STATED TASK:
How many of the lines contain the string "nucleus"? Give the number, with no other words.

%%

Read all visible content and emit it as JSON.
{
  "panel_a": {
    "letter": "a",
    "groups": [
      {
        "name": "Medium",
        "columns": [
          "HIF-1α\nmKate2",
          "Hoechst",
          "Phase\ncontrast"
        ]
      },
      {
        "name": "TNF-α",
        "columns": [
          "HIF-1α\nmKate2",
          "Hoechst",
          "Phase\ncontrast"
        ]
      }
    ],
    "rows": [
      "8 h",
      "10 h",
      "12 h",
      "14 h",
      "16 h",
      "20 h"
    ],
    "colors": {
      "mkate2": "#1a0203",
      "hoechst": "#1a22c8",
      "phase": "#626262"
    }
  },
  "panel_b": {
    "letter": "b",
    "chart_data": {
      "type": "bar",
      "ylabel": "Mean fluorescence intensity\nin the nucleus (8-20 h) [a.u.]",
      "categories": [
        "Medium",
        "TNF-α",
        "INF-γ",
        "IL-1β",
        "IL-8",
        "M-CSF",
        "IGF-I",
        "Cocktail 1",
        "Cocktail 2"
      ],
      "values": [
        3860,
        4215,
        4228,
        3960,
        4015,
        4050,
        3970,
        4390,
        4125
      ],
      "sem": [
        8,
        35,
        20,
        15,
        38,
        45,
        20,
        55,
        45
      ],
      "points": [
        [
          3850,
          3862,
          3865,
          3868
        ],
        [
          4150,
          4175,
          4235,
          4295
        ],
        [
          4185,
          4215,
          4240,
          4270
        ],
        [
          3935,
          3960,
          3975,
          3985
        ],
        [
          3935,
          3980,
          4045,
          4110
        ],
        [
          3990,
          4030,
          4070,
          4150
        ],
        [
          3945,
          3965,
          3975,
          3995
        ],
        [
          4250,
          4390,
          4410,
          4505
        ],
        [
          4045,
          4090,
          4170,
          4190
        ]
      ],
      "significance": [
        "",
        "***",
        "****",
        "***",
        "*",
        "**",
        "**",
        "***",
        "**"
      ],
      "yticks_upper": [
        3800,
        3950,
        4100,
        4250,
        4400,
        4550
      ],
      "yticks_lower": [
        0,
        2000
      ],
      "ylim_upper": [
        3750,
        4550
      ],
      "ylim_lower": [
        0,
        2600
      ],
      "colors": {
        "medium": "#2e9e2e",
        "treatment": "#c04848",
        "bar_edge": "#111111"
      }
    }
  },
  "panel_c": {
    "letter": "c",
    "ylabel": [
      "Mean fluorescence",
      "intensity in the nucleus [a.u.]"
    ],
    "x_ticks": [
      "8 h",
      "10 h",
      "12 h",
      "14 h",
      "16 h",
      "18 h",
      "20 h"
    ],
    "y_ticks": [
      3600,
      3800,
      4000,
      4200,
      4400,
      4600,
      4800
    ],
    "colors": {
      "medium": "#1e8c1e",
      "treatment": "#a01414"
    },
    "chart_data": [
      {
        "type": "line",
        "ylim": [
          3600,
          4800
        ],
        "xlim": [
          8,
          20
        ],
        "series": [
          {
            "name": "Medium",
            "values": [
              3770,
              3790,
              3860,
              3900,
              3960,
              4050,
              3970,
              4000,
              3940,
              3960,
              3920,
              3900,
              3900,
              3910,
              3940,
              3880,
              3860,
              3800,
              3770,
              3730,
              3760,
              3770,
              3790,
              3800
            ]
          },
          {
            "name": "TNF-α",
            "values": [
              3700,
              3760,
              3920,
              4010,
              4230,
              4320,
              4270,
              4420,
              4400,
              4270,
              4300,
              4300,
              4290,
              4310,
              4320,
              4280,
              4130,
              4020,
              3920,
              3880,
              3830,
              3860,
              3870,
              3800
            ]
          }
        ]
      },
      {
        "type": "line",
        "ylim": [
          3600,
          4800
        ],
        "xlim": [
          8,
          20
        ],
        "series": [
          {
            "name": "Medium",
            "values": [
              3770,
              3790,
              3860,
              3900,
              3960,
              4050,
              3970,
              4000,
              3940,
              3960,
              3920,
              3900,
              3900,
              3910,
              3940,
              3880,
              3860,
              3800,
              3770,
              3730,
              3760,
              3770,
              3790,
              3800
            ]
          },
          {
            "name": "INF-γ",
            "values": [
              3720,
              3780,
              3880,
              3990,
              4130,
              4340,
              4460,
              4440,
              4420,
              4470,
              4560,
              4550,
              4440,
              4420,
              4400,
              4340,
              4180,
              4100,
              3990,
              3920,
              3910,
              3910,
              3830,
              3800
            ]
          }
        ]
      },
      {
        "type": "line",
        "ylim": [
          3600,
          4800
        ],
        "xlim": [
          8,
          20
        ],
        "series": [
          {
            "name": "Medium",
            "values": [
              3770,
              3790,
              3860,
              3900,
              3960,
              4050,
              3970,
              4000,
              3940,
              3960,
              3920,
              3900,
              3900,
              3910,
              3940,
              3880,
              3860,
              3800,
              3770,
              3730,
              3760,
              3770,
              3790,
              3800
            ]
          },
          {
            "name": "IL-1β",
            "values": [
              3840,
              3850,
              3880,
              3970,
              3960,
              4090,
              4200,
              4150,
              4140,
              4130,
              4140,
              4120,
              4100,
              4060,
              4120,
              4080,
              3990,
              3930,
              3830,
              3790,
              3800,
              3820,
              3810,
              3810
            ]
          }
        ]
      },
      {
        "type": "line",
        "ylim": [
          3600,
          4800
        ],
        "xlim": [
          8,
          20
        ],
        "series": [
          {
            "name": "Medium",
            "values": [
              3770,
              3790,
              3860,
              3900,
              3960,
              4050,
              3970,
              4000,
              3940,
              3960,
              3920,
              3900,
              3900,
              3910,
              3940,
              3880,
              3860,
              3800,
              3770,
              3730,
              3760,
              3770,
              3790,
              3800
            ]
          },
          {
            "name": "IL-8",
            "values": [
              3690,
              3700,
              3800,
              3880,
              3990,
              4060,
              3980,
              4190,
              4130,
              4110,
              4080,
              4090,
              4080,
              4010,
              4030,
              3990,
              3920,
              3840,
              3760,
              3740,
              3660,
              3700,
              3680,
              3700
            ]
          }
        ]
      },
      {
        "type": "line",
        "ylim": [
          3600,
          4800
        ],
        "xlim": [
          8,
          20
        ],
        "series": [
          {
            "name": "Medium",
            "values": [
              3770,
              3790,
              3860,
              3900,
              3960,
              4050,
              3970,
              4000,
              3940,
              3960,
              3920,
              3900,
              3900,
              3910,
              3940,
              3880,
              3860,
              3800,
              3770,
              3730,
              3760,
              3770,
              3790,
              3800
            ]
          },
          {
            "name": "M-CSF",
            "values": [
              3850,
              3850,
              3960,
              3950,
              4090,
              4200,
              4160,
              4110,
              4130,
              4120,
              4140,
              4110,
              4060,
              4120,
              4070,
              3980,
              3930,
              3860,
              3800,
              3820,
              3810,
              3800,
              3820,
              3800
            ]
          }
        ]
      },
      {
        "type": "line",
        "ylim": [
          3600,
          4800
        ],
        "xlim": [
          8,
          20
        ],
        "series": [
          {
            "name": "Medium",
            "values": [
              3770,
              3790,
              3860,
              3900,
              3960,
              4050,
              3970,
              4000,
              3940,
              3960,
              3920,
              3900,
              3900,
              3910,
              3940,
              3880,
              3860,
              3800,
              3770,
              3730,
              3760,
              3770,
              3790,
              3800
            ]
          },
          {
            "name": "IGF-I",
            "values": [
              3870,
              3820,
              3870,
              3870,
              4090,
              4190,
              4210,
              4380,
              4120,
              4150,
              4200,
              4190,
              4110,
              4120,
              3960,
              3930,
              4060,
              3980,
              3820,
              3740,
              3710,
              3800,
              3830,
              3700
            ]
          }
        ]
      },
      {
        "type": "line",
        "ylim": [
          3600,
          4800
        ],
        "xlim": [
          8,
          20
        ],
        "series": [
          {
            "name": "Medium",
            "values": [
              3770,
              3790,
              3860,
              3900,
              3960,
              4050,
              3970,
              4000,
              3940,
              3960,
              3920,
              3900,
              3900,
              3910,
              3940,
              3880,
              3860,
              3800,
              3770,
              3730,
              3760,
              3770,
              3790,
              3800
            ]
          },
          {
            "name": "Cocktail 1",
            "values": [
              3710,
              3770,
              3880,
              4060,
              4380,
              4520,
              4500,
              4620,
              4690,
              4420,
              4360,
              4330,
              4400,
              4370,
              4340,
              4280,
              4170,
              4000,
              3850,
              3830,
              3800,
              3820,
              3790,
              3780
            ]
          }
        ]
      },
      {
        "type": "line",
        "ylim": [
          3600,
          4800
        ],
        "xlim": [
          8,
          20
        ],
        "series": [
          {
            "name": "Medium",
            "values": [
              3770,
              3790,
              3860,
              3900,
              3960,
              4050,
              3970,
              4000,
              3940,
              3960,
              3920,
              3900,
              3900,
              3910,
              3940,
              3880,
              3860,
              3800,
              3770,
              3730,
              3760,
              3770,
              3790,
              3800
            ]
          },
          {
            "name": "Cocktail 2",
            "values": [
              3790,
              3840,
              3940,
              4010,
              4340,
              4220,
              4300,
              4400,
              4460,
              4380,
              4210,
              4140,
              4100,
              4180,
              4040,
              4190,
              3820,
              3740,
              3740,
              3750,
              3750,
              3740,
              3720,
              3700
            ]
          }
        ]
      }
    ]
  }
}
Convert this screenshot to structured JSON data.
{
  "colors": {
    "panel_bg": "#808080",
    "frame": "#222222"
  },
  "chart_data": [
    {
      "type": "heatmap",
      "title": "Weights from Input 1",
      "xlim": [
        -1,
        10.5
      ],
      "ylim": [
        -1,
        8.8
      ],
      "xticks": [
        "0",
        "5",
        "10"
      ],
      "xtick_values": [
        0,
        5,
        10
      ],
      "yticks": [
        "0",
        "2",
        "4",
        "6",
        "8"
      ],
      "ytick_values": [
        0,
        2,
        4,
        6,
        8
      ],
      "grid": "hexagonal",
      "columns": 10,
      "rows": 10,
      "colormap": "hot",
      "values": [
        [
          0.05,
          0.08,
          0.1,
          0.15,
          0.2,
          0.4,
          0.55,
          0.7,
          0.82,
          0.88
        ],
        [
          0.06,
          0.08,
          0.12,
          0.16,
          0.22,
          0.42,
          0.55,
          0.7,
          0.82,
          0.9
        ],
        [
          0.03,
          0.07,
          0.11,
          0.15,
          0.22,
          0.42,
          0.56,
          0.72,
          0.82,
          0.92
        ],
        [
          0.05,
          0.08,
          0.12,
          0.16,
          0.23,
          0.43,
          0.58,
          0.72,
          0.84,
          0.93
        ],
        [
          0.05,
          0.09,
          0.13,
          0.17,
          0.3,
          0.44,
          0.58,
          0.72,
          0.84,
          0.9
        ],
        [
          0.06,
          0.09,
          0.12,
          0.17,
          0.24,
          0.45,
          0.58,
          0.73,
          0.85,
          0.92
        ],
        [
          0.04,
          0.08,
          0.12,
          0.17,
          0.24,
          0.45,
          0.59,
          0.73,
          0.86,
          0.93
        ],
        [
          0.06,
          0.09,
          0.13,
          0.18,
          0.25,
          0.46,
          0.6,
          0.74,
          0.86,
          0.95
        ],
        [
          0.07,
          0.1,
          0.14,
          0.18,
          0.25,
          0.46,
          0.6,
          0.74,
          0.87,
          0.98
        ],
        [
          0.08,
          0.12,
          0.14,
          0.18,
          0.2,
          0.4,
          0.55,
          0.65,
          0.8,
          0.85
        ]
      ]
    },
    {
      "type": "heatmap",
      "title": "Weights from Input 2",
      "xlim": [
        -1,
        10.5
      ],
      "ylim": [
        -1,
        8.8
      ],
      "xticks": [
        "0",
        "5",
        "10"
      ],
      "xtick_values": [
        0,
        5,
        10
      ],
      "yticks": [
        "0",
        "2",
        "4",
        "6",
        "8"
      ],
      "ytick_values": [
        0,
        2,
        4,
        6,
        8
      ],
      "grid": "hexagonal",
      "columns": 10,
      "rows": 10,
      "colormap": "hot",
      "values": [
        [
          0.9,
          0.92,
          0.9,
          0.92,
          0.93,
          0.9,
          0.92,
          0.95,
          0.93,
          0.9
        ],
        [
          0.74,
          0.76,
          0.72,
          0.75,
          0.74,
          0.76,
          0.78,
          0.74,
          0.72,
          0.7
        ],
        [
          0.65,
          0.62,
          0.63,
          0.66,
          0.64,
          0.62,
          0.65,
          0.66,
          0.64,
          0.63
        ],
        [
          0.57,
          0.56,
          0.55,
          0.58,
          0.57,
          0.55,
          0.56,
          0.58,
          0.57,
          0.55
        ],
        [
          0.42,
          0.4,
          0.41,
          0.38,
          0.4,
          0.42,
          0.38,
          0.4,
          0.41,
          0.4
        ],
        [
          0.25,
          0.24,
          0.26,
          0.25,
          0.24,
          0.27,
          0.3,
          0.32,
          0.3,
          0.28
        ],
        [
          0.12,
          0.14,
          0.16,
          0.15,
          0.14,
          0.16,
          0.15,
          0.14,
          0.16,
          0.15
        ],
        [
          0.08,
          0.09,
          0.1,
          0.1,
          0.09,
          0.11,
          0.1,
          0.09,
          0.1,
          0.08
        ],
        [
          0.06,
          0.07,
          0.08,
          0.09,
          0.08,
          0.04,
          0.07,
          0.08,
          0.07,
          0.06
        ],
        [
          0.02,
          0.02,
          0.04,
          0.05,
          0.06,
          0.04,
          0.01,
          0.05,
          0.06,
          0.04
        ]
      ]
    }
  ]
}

%%

EXERCISE RESPONSE:
2